__Task instructions__: Reproduce every line in the listing that contains the word "page".

═════ Data to use ═════

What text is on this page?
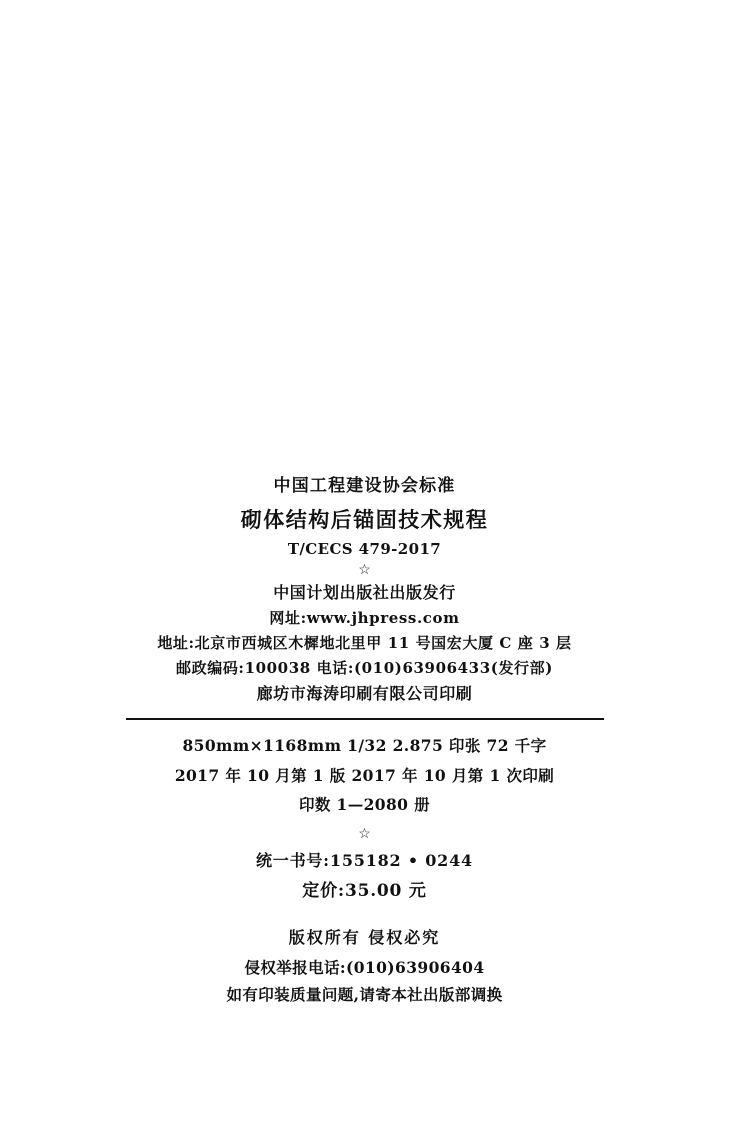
中国工程建设协会标准
砌体结构后锚固技术规程
T/CECS 479-2017
☆
中国计划出版社出版发行
网址:www.jhpress.com
地址:北京市西城区木樨地北里甲 11 号国宏大厦 C 座 3 层
邮政编码:100038 电话:(010)63906433(发行部)
廊坊市海涛印刷有限公司印刷
850mm×1168mm 1/32 2.875 印张 72 千字
2017 年 10 月第 1 版 2017 年 10 月第 1 次印刷
印数 1—2080 册
☆
统一书号:155182 • 0244
定价:35.00 元
版权所有 侵权必究
侵权举报电话:(010)63906404
如有印装质量问题,请寄本社出版部调换
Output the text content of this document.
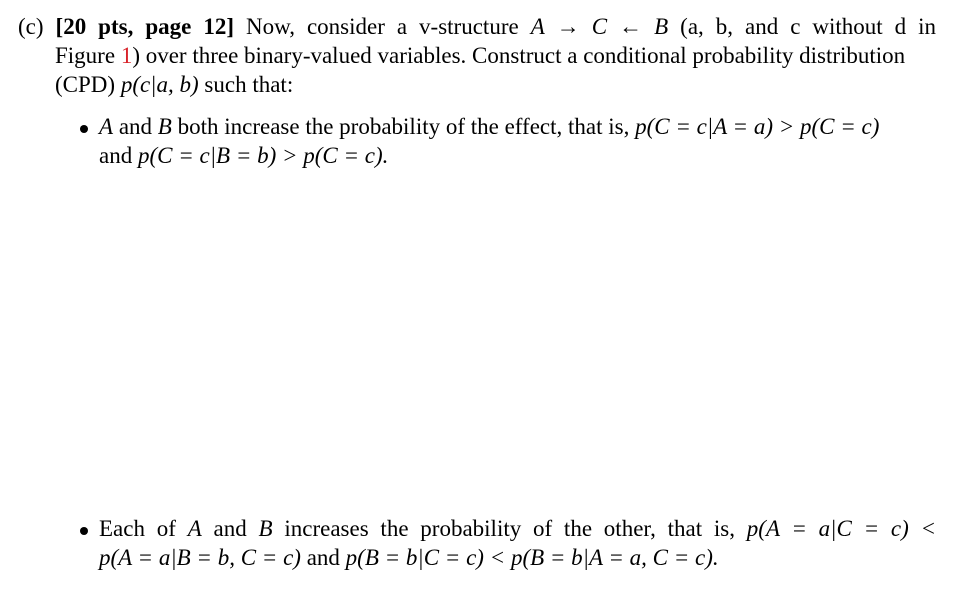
(c) [20 pts, page 12] Now, consider a v-structure A → C ← B (a, b, and c without d in
Figure 1) over three binary-valued variables. Construct a conditional probability distribution
(CPD) p(c|a, b) such that:
A and B both increase the probability of the effect, that is, p(C = c|A = a) > p(C = c)
and p(C = c|B = b) > p(C = c).
Each of A and B increases the probability of the other, that is, p(A = a|C = c) <
p(A = a|B = b, C = c) and p(B = b|C = c) < p(B = b|A = a, C = c).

═════

__Response__:
What text is on this page?
(c) [20 pts, page 12] Now, consider a v-structure A → C ← B (a, b, and c without d in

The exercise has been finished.